__DATASET EXTRACT__:
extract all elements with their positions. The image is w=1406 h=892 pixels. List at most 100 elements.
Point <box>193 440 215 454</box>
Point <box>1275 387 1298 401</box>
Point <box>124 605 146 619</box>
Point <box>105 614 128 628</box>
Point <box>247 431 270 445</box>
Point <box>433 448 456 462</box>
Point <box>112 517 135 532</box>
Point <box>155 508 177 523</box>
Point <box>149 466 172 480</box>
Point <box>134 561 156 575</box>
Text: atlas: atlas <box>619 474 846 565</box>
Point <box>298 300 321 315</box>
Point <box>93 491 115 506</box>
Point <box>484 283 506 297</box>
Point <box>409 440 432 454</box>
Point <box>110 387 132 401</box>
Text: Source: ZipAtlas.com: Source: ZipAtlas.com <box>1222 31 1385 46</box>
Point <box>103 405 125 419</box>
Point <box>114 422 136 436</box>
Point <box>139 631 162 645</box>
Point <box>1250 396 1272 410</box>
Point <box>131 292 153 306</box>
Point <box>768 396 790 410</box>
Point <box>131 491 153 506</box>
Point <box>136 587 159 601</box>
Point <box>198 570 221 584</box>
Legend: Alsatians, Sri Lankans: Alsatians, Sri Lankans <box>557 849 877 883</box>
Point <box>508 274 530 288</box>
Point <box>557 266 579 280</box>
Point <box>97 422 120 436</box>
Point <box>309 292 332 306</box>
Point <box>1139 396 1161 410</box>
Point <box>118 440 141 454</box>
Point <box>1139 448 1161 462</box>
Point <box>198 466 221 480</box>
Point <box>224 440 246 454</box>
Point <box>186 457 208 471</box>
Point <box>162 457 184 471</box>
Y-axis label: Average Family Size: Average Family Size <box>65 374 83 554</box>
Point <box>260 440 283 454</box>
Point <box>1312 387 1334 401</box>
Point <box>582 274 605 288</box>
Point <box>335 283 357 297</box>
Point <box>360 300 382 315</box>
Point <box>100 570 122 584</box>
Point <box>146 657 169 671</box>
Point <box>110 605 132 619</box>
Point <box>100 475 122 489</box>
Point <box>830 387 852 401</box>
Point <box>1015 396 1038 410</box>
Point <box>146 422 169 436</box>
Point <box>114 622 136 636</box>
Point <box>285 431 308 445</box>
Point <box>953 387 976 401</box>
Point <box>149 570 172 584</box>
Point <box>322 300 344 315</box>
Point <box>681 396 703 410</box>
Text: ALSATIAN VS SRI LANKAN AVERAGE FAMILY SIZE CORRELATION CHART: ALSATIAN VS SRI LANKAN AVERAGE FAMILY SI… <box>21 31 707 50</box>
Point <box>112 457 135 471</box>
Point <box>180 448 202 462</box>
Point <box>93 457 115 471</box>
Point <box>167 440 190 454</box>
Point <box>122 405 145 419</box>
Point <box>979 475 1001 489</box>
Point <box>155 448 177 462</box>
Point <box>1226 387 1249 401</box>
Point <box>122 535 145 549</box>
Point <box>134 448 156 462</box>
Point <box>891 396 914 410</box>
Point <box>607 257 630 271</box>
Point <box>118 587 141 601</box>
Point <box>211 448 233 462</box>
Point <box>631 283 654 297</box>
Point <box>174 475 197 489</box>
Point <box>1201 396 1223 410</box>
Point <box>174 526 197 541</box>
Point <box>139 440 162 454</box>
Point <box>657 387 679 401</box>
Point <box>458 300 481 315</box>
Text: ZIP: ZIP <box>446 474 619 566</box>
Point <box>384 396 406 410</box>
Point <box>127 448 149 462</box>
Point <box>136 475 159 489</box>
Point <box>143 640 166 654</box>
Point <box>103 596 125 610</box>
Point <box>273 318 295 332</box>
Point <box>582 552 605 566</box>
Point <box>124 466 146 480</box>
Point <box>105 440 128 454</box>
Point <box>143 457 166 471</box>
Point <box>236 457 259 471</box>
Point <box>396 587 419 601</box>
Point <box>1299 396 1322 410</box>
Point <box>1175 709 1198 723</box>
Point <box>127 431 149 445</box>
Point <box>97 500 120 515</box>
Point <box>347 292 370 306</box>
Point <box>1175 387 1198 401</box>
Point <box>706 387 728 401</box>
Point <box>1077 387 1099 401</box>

__AIM OF THE EXERCISE__: Transcribe every line of the entries above, with no alteration.

__RESPONSE TO THIS EXERCISE__:
extract all elements with their positions. The image is w=1406 h=892 pixels. List at most 100 elements.
Point <box>193 440 215 454</box>
Point <box>1275 387 1298 401</box>
Point <box>124 605 146 619</box>
Point <box>105 614 128 628</box>
Point <box>247 431 270 445</box>
Point <box>433 448 456 462</box>
Point <box>112 517 135 532</box>
Point <box>155 508 177 523</box>
Point <box>149 466 172 480</box>
Point <box>134 561 156 575</box>
Text: atlas: atlas <box>619 474 846 565</box>
Point <box>298 300 321 315</box>
Point <box>93 491 115 506</box>
Point <box>484 283 506 297</box>
Point <box>409 440 432 454</box>
Point <box>110 387 132 401</box>
Text: Source: ZipAtlas.com: Source: ZipAtlas.com <box>1222 31 1385 46</box>
Point <box>103 405 125 419</box>
Point <box>114 422 136 436</box>
Point <box>139 631 162 645</box>
Point <box>1250 396 1272 410</box>
Point <box>131 292 153 306</box>
Point <box>768 396 790 410</box>
Point <box>131 491 153 506</box>
Point <box>136 587 159 601</box>
Point <box>198 570 221 584</box>
Legend: Alsatians, Sri Lankans: Alsatians, Sri Lankans <box>557 849 877 883</box>
Point <box>508 274 530 288</box>
Point <box>557 266 579 280</box>
Point <box>97 422 120 436</box>
Point <box>309 292 332 306</box>
Point <box>1139 396 1161 410</box>
Point <box>118 440 141 454</box>
Point <box>1139 448 1161 462</box>
Point <box>198 466 221 480</box>
Point <box>224 440 246 454</box>
Point <box>186 457 208 471</box>
Point <box>162 457 184 471</box>
Y-axis label: Average Family Size: Average Family Size <box>65 374 83 554</box>
Point <box>260 440 283 454</box>
Point <box>1312 387 1334 401</box>
Point <box>582 274 605 288</box>
Point <box>335 283 357 297</box>
Point <box>360 300 382 315</box>
Point <box>100 570 122 584</box>
Point <box>146 657 169 671</box>
Point <box>110 605 132 619</box>
Point <box>100 475 122 489</box>
Point <box>830 387 852 401</box>
Point <box>1015 396 1038 410</box>
Point <box>146 422 169 436</box>
Point <box>114 622 136 636</box>
Point <box>285 431 308 445</box>
Point <box>953 387 976 401</box>
Point <box>149 570 172 584</box>
Point <box>322 300 344 315</box>
Point <box>681 396 703 410</box>
Text: ALSATIAN VS SRI LANKAN AVERAGE FAMILY SIZE CORRELATION CHART: ALSATIAN VS SRI LANKAN AVERAGE FAMILY SI… <box>21 31 707 50</box>
Point <box>112 457 135 471</box>
Point <box>180 448 202 462</box>
Point <box>93 457 115 471</box>
Point <box>167 440 190 454</box>
Point <box>122 405 145 419</box>
Point <box>979 475 1001 489</box>
Point <box>155 448 177 462</box>
Point <box>1226 387 1249 401</box>
Point <box>122 535 145 549</box>
Point <box>134 448 156 462</box>
Point <box>891 396 914 410</box>
Point <box>607 257 630 271</box>
Point <box>118 587 141 601</box>
Point <box>211 448 233 462</box>
Point <box>631 283 654 297</box>
Point <box>174 475 197 489</box>
Point <box>1201 396 1223 410</box>
Point <box>174 526 197 541</box>
Point <box>139 440 162 454</box>
Point <box>657 387 679 401</box>
Point <box>458 300 481 315</box>
Text: ZIP: ZIP <box>446 474 619 566</box>
Point <box>384 396 406 410</box>
Point <box>127 448 149 462</box>
Point <box>136 475 159 489</box>
Point <box>143 640 166 654</box>
Point <box>103 596 125 610</box>
Point <box>273 318 295 332</box>
Point <box>582 552 605 566</box>
Point <box>124 466 146 480</box>
Point <box>105 440 128 454</box>
Point <box>143 457 166 471</box>
Point <box>236 457 259 471</box>
Point <box>396 587 419 601</box>
Point <box>1299 396 1322 410</box>
Point <box>1175 709 1198 723</box>
Point <box>127 431 149 445</box>
Point <box>97 500 120 515</box>
Point <box>347 292 370 306</box>
Point <box>1175 387 1198 401</box>
Point <box>706 387 728 401</box>
Point <box>1077 387 1099 401</box>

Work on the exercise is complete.